§ The problem: Determine how many lines contain the string "this". Respond with that number and nothing more.

##### Dataset extract #####

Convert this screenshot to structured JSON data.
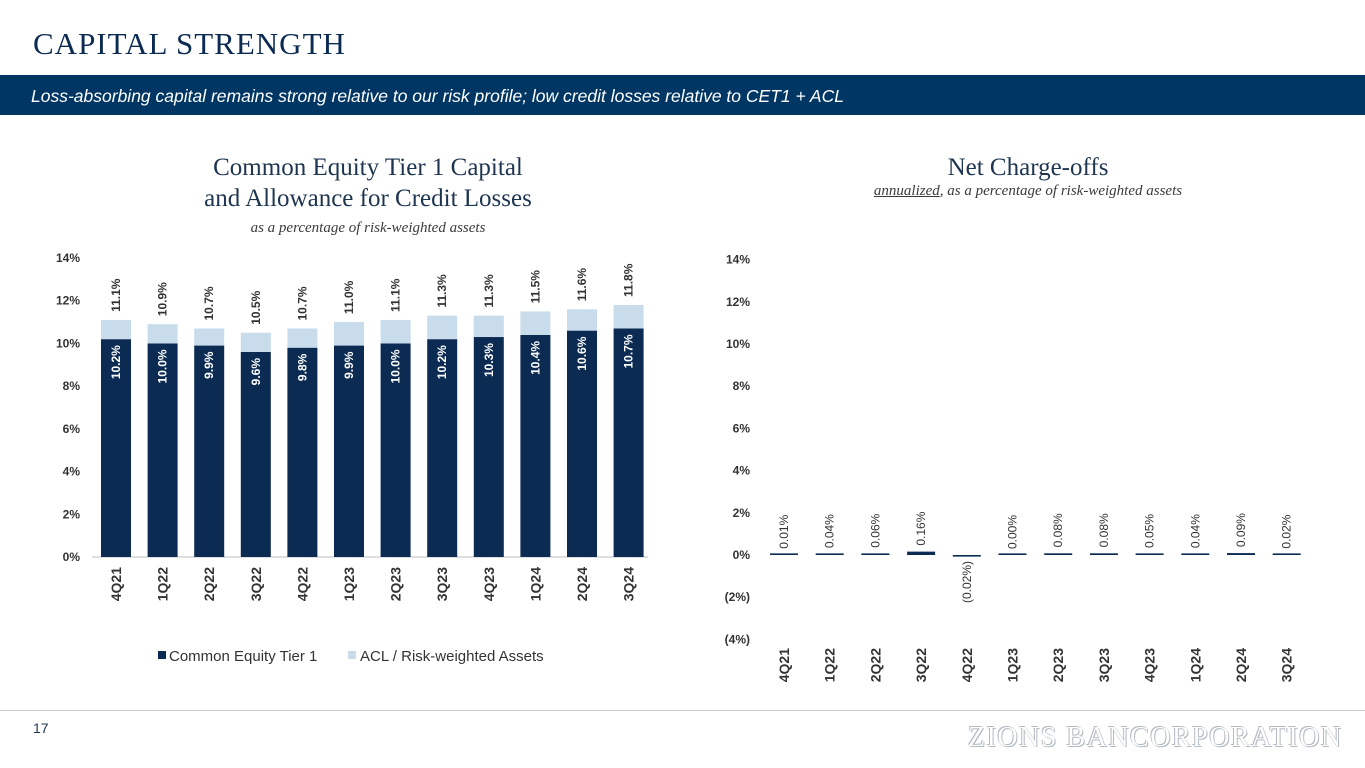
{
  "page": {
    "title": "CAPITAL STRENGTH",
    "banner": "Loss-absorbing capital remains strong relative to our risk profile; low credit losses relative to CET1 + ACL",
    "page_number": "17",
    "logo_text": "ZIONS BANCORPORATION"
  },
  "left": {
    "title_line1": "Common Equity Tier 1 Capital",
    "title_line2": "and Allowance for Credit Losses",
    "subtitle": "as a percentage of risk-weighted assets"
  },
  "right": {
    "title": "Net Charge-offs",
    "subtitle_underlined": "annualized",
    "subtitle_rest": ", as a percentage of risk-weighted assets"
  },
  "chart_data": [
    {
      "type": "bar",
      "stacked": true,
      "categories": [
        "4Q21",
        "1Q22",
        "2Q22",
        "3Q22",
        "4Q22",
        "1Q23",
        "2Q23",
        "3Q23",
        "4Q23",
        "1Q24",
        "2Q24",
        "3Q24"
      ],
      "series": [
        {
          "name": "Common Equity Tier 1",
          "color": "#0b2b52",
          "values": [
            10.2,
            10.0,
            9.9,
            9.6,
            9.8,
            9.9,
            10.0,
            10.2,
            10.3,
            10.4,
            10.6,
            10.7
          ],
          "labels": [
            "10.2%",
            "10.0%",
            "9.9%",
            "9.6%",
            "9.8%",
            "9.9%",
            "10.0%",
            "10.2%",
            "10.3%",
            "10.4%",
            "10.6%",
            "10.7%"
          ]
        },
        {
          "name": "ACL / Risk-weighted Assets",
          "color": "#c8dcec",
          "values": [
            0.9,
            0.9,
            0.8,
            0.9,
            0.9,
            1.1,
            1.1,
            1.1,
            1.0,
            1.1,
            1.0,
            1.1
          ]
        }
      ],
      "totals": [
        11.1,
        10.9,
        10.7,
        10.5,
        10.7,
        11.0,
        11.1,
        11.3,
        11.3,
        11.5,
        11.6,
        11.8
      ],
      "total_labels": [
        "11.1%",
        "10.9%",
        "10.7%",
        "10.5%",
        "10.7%",
        "11.0%",
        "11.1%",
        "11.3%",
        "11.3%",
        "11.5%",
        "11.6%",
        "11.8%"
      ],
      "ylim": [
        0,
        14
      ],
      "yticks": [
        "0%",
        "2%",
        "4%",
        "6%",
        "8%",
        "10%",
        "12%",
        "14%"
      ],
      "grid": false,
      "legend": "bottom"
    },
    {
      "type": "bar",
      "categories": [
        "4Q21",
        "1Q22",
        "2Q22",
        "3Q22",
        "4Q22",
        "1Q23",
        "2Q23",
        "3Q23",
        "4Q23",
        "1Q24",
        "2Q24",
        "3Q24"
      ],
      "values": [
        0.01,
        0.04,
        0.06,
        0.16,
        -0.02,
        0.0,
        0.08,
        0.08,
        0.05,
        0.04,
        0.09,
        0.02
      ],
      "labels": [
        "0.01%",
        "0.04%",
        "0.06%",
        "0.16%",
        "(0.02%)",
        "0.00%",
        "0.08%",
        "0.08%",
        "0.05%",
        "0.04%",
        "0.09%",
        "0.02%"
      ],
      "color": "#0b2b52",
      "ylim": [
        -4,
        14
      ],
      "yticks": [
        "(4%)",
        "(2%)",
        "0%",
        "2%",
        "4%",
        "6%",
        "8%",
        "10%",
        "12%",
        "14%"
      ],
      "grid": false
    }
  ]
}
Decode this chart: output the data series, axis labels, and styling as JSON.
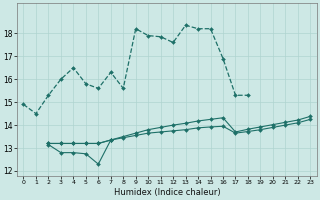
{
  "xlabel": "Humidex (Indice chaleur)",
  "x_ticks": [
    0,
    1,
    2,
    3,
    4,
    5,
    6,
    7,
    8,
    9,
    10,
    11,
    12,
    13,
    14,
    15,
    16,
    17,
    18,
    19,
    20,
    21,
    22,
    23
  ],
  "ylim": [
    11.8,
    19.3
  ],
  "yticks": [
    12,
    13,
    14,
    15,
    16,
    17,
    18
  ],
  "bg_color": "#cde8e5",
  "grid_color": "#b0d4d0",
  "line_color": "#1e7068",
  "series_main_x": [
    0,
    1,
    2,
    3,
    4,
    5,
    6,
    7,
    8,
    9,
    10,
    11,
    12,
    13,
    14,
    15,
    16,
    17,
    18
  ],
  "series_main_y": [
    14.9,
    14.5,
    15.3,
    16.0,
    16.5,
    15.8,
    15.6,
    16.3,
    15.6,
    18.2,
    17.9,
    17.85,
    17.6,
    18.35,
    18.2,
    18.2,
    16.9,
    15.3,
    15.3
  ],
  "series_flat1_x": [
    2,
    3,
    4,
    5,
    6,
    7,
    8,
    9,
    10,
    11,
    12,
    13,
    14,
    15,
    16,
    17,
    18,
    19,
    20,
    21,
    22,
    23
  ],
  "series_flat1_y": [
    13.2,
    13.2,
    13.2,
    13.2,
    13.2,
    13.35,
    13.45,
    13.55,
    13.65,
    13.7,
    13.75,
    13.8,
    13.88,
    13.92,
    13.95,
    13.65,
    13.72,
    13.8,
    13.9,
    14.0,
    14.1,
    14.25
  ],
  "series_flat2_x": [
    2,
    3,
    4,
    5,
    6,
    7,
    8,
    9,
    10,
    11,
    12,
    13,
    14,
    15,
    16,
    17,
    18,
    19,
    20,
    21,
    22,
    23
  ],
  "series_flat2_y": [
    13.2,
    13.2,
    13.2,
    13.2,
    13.2,
    13.35,
    13.5,
    13.65,
    13.8,
    13.9,
    14.0,
    14.08,
    14.18,
    14.25,
    14.32,
    13.7,
    13.82,
    13.92,
    14.02,
    14.12,
    14.22,
    14.38
  ],
  "series_dip_x": [
    2,
    3,
    4,
    5,
    6,
    7
  ],
  "series_dip_y": [
    13.15,
    12.8,
    12.8,
    12.75,
    12.3,
    13.35
  ]
}
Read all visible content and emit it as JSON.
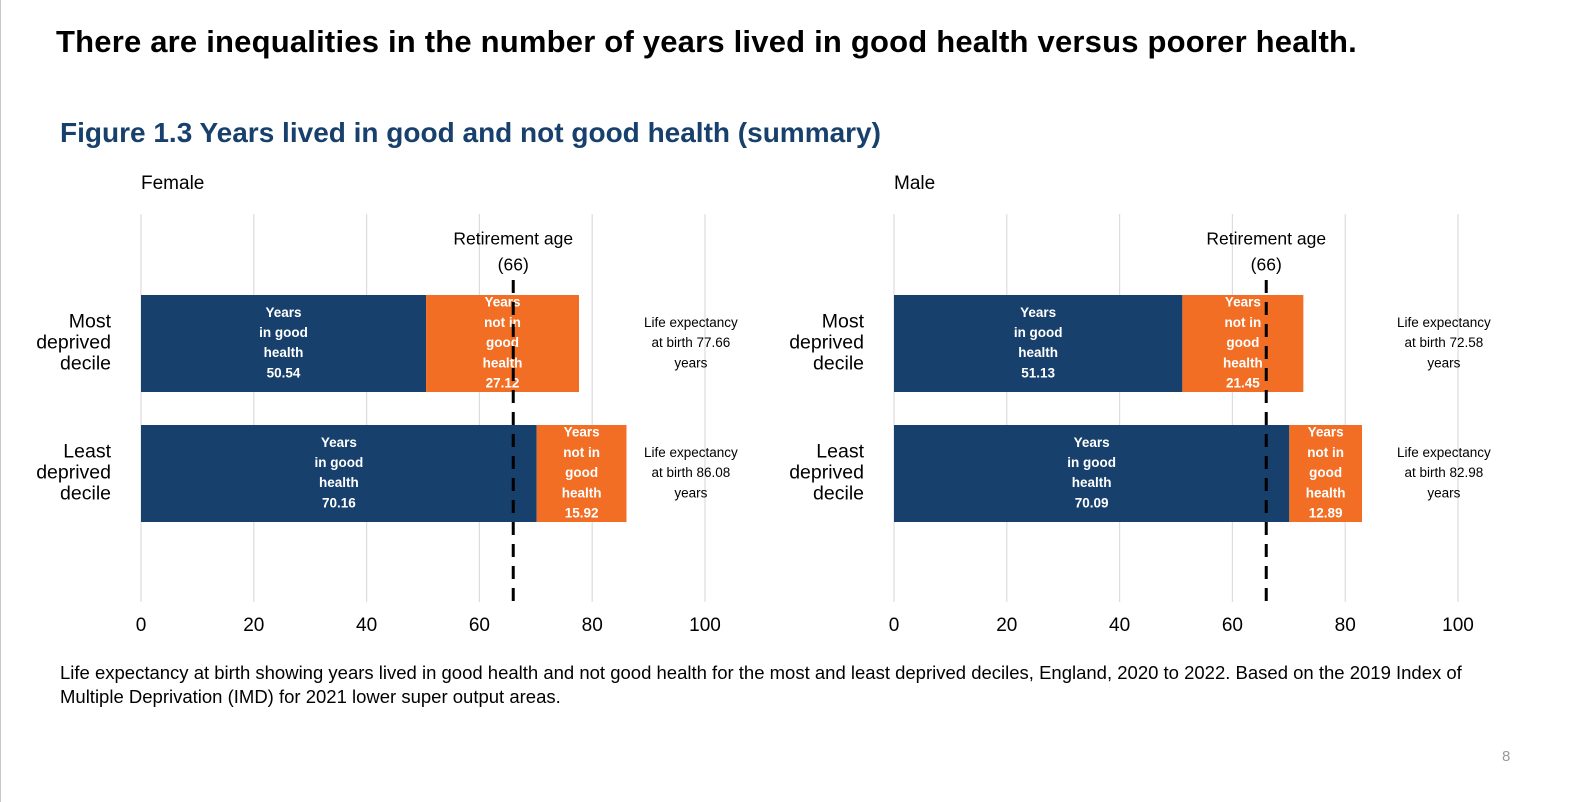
{
  "slide": {
    "headline": "There are inequalities in the number of years lived in good health versus poorer health.",
    "figure_title": "Figure 1.3 Years lived in good and not good health (summary)",
    "caption": "Life expectancy at birth showing years lived in good health and not good health for the most and least deprived deciles, England, 2020 to 2022. Based on the 2019 Index of Multiple Deprivation (IMD) for 2021 lower super output areas.",
    "page_number": "8"
  },
  "colors": {
    "good": "#17406d",
    "not_good": "#f26e24",
    "grid": "#dcdcdc",
    "title": "#17406d"
  },
  "chart_data": [
    {
      "type": "bar",
      "orientation": "horizontal",
      "stacked": true,
      "title": "Female",
      "categories": [
        {
          "lines": [
            "Most",
            "deprived",
            "decile"
          ]
        },
        {
          "lines": [
            "Least",
            "deprived",
            "decile"
          ]
        }
      ],
      "series": [
        {
          "name": "Years in good health",
          "values": [
            50.54,
            70.16
          ],
          "label_lines": [
            [
              "Years",
              "in good",
              "health",
              "50.54"
            ],
            [
              "Years",
              "in good",
              "health",
              "70.16"
            ]
          ]
        },
        {
          "name": "Years not in good health",
          "values": [
            27.12,
            15.92
          ],
          "label_lines": [
            [
              "Years",
              "not in",
              "good",
              "health",
              "27.12"
            ],
            [
              "Years",
              "not in",
              "good",
              "health",
              "15.92"
            ]
          ]
        }
      ],
      "life_expectancy_labels": [
        [
          "Life expectancy",
          "at birth 77.66",
          "years"
        ],
        [
          "Life expectancy",
          "at birth 86.08",
          "years"
        ]
      ],
      "reference_line": {
        "value": 66,
        "label_lines": [
          "Retirement age",
          "(66)"
        ]
      },
      "xlim": [
        0,
        100
      ],
      "xticks": [
        0,
        20,
        40,
        60,
        80,
        100
      ],
      "xlabel": "",
      "ylabel": ""
    },
    {
      "type": "bar",
      "orientation": "horizontal",
      "stacked": true,
      "title": "Male",
      "categories": [
        {
          "lines": [
            "Most",
            "deprived",
            "decile"
          ]
        },
        {
          "lines": [
            "Least",
            "deprived",
            "decile"
          ]
        }
      ],
      "series": [
        {
          "name": "Years in good health",
          "values": [
            51.13,
            70.09
          ],
          "label_lines": [
            [
              "Years",
              "in good",
              "health",
              "51.13"
            ],
            [
              "Years",
              "in good",
              "health",
              "70.09"
            ]
          ]
        },
        {
          "name": "Years not in good health",
          "values": [
            21.45,
            12.89
          ],
          "label_lines": [
            [
              "Years",
              "not in",
              "good",
              "health",
              "21.45"
            ],
            [
              "Years",
              "not in",
              "good",
              "health",
              "12.89"
            ]
          ]
        }
      ],
      "life_expectancy_labels": [
        [
          "Life expectancy",
          "at birth 72.58",
          "years"
        ],
        [
          "Life expectancy",
          "at birth 82.98",
          "years"
        ]
      ],
      "reference_line": {
        "value": 66,
        "label_lines": [
          "Retirement age",
          "(66)"
        ]
      },
      "xlim": [
        0,
        100
      ],
      "xticks": [
        0,
        20,
        40,
        60,
        80,
        100
      ],
      "xlabel": "",
      "ylabel": ""
    }
  ]
}
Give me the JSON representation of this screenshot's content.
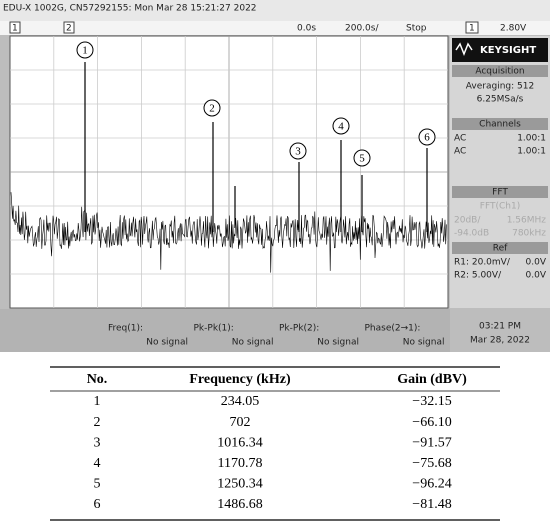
{
  "screen": {
    "header": "EDU-X 1002G, CN57292155: Mon Mar 28 15:21:27 2022",
    "channel_markers": [
      "1",
      "2"
    ],
    "time_ref": "0.0s",
    "timebase": "200.0s/",
    "run_state": "Stop",
    "trigger_channel": "1",
    "trigger_level": "2.80V",
    "peak_labels": [
      "1",
      "2",
      "3",
      "4",
      "5",
      "6"
    ],
    "side_panel": {
      "brand": "KEYSIGHT",
      "acquisition": {
        "title": "Acquisition",
        "mode": "Averaging: 512",
        "rate": "6.25MSa/s"
      },
      "channels": {
        "title": "Channels",
        "rows": [
          [
            "AC",
            "1.00:1"
          ],
          [
            "AC",
            "1.00:1"
          ]
        ]
      },
      "fft": {
        "title": "FFT",
        "source": "FFT(Ch1)",
        "rows": [
          [
            "20dB/",
            "1.56MHz"
          ],
          [
            "-94.0dB",
            "780kHz"
          ]
        ]
      },
      "ref": {
        "title": "Ref",
        "rows": [
          [
            "R1: 20.0mV/",
            "0.0V"
          ],
          [
            "R2: 5.00V/",
            "0.0V"
          ]
        ]
      }
    },
    "measurements": [
      {
        "label": "Freq(1):",
        "value": "No signal"
      },
      {
        "label": "Pk-Pk(1):",
        "value": "No signal"
      },
      {
        "label": "Pk-Pk(2):",
        "value": "No signal"
      },
      {
        "label": "Phase(2→1):",
        "value": "No signal"
      }
    ],
    "clock": {
      "time": "03:21 PM",
      "date": "Mar 28, 2022"
    }
  },
  "table": {
    "headers": [
      "No.",
      "Frequency (kHz)",
      "Gain (dBV)"
    ],
    "rows": [
      [
        "1",
        "234.05",
        "−32.15"
      ],
      [
        "2",
        "702",
        "−66.10"
      ],
      [
        "3",
        "1016.34",
        "−91.57"
      ],
      [
        "4",
        "1170.78",
        "−75.68"
      ],
      [
        "5",
        "1250.34",
        "−96.24"
      ],
      [
        "6",
        "1486.68",
        "−81.48"
      ]
    ]
  }
}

#####

§ Response: 3